### Problem requirements
Gather all lines from the material that contain the word "Seine".

### Dataset
###

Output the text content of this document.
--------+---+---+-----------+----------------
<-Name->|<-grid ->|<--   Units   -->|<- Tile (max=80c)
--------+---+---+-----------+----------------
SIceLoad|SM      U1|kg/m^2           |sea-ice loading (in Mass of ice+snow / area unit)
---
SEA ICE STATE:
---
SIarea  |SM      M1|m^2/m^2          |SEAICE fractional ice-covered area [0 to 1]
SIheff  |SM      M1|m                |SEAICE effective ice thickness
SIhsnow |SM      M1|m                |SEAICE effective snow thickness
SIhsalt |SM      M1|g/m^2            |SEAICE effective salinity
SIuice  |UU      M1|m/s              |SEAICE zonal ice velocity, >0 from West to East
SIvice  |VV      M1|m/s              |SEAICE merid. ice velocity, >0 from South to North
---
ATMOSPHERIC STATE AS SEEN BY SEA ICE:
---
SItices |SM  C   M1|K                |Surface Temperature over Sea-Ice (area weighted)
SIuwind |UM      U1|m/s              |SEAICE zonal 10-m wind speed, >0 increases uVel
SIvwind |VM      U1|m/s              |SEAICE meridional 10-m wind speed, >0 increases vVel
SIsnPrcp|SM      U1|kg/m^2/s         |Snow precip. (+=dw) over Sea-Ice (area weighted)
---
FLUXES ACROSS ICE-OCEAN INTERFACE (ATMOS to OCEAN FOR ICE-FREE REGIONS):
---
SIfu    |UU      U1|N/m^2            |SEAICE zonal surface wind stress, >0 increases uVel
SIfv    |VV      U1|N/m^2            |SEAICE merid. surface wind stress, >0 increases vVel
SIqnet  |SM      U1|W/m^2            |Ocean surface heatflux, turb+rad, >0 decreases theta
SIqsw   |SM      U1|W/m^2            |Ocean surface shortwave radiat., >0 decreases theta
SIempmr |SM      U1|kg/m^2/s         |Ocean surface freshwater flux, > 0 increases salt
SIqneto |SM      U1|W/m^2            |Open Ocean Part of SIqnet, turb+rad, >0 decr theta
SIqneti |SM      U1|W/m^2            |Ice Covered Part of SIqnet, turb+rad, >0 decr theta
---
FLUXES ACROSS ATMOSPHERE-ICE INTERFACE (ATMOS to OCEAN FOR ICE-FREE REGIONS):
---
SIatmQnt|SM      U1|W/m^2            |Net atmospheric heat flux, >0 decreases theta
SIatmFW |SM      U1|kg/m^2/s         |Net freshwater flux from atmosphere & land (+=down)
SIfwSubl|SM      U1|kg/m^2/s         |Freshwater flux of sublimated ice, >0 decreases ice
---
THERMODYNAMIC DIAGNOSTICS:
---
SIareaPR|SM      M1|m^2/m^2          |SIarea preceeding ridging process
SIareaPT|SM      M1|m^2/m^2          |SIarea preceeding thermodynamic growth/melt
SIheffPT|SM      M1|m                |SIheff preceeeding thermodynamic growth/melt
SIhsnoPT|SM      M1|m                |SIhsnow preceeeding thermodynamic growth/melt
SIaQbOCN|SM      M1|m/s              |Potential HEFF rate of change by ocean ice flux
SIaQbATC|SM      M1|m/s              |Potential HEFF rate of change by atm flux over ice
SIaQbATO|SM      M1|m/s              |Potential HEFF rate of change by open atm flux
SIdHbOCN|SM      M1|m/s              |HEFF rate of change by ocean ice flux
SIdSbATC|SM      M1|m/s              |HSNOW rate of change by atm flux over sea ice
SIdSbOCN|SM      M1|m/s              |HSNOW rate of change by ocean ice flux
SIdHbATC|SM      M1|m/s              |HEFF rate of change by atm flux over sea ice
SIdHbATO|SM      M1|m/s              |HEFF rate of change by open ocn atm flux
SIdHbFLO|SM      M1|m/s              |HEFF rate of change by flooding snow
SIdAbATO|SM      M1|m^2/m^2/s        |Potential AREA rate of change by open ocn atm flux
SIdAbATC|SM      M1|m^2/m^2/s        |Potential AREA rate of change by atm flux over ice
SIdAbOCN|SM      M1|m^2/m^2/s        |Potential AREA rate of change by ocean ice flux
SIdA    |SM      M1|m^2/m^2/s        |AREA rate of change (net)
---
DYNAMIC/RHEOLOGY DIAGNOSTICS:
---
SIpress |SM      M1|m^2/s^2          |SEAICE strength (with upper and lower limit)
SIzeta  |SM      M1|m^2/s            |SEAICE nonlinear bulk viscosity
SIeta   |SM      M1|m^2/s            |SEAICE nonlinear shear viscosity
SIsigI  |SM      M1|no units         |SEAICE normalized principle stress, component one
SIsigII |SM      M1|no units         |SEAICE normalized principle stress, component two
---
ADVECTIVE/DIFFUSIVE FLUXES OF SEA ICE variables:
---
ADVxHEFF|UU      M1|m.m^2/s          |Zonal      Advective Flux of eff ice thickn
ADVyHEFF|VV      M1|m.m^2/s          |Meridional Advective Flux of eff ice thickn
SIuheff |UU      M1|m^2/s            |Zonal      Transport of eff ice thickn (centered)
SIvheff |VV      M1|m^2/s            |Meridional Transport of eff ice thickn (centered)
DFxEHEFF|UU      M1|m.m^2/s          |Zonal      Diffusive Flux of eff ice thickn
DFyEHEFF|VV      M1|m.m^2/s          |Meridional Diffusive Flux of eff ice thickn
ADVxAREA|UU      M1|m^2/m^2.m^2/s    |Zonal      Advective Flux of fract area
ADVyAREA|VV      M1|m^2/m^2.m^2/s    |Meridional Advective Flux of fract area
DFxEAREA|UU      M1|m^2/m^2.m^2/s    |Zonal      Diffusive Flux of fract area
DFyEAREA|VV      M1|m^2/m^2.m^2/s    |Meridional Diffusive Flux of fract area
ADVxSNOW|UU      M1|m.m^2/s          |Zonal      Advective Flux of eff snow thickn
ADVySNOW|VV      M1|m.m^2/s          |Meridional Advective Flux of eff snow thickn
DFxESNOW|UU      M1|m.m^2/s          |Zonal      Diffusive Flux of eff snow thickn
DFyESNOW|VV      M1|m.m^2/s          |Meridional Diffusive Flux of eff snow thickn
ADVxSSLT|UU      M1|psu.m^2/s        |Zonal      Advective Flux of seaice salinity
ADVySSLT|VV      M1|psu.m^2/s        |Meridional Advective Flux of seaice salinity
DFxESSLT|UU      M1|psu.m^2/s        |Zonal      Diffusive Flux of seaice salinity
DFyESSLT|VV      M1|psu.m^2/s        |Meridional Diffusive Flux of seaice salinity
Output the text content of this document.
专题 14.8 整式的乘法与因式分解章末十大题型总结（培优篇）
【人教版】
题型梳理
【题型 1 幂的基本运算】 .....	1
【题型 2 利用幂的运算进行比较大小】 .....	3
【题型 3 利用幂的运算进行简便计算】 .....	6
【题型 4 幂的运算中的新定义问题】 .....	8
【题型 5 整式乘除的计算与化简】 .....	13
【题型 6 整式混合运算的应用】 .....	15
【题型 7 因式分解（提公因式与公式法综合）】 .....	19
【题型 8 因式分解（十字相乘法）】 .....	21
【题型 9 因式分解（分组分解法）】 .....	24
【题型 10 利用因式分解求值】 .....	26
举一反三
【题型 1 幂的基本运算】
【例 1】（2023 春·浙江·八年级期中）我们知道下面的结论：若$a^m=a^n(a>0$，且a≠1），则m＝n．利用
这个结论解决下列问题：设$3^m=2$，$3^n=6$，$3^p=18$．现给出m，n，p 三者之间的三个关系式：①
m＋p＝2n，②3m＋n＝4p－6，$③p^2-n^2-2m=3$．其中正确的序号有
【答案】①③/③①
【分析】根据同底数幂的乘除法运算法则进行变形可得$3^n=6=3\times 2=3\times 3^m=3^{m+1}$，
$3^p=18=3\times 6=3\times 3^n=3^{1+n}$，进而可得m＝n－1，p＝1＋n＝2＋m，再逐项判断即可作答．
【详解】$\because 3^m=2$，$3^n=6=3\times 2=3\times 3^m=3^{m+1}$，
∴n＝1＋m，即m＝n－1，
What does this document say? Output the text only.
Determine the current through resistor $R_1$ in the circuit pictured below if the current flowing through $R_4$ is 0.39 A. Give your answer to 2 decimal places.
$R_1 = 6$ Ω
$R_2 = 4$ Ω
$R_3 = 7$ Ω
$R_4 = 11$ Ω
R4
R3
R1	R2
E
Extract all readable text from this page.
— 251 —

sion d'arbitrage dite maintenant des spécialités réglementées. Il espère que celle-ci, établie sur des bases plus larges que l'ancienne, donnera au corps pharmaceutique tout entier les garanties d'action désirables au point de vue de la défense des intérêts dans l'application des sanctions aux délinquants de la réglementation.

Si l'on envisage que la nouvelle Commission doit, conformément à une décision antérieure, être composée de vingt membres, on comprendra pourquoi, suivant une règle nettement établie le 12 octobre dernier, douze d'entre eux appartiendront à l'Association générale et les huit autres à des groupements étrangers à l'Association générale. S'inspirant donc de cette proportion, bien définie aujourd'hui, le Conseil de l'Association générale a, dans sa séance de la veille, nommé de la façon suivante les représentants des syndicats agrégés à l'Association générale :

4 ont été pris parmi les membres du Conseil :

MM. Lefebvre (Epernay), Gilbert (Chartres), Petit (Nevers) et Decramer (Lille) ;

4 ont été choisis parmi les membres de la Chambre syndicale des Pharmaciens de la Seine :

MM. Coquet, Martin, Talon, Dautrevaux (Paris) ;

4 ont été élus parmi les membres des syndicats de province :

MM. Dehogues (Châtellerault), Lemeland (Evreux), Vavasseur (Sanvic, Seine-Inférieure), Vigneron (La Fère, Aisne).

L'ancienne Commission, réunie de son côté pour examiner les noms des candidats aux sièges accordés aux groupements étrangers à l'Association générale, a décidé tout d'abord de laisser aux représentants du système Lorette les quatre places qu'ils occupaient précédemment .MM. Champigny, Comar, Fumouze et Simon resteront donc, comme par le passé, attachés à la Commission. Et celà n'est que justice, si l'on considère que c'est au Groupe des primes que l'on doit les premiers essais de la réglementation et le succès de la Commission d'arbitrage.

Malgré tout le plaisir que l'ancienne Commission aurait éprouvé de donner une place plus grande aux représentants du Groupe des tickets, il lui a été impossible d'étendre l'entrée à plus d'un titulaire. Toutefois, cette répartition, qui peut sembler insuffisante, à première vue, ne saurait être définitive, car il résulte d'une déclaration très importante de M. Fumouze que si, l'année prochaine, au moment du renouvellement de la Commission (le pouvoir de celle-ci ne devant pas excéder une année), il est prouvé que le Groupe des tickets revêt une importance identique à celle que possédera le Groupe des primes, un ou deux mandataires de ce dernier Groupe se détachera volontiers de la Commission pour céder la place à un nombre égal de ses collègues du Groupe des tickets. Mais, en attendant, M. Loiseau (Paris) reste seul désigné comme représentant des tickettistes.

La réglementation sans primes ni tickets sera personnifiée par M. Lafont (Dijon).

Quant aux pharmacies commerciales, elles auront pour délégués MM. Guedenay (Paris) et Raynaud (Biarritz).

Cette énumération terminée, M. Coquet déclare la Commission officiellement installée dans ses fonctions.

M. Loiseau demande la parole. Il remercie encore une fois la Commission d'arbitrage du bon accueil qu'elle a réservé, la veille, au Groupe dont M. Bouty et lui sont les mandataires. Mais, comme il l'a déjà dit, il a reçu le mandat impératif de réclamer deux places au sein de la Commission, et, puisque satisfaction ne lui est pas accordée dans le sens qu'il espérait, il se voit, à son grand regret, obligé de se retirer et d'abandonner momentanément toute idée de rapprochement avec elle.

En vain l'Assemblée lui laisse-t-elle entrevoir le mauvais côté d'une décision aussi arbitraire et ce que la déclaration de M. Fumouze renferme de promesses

###

### Result for this exercise
4 ont été choisis parmi les membres de la Chambre syndicale des Pharmaciens de la Seine :
MM. Dehogues (Châtellerault), Lemeland (Evreux), Vavasseur (Sanvic, Seine-Inférieure), Vigneron (La Fère, Aisne).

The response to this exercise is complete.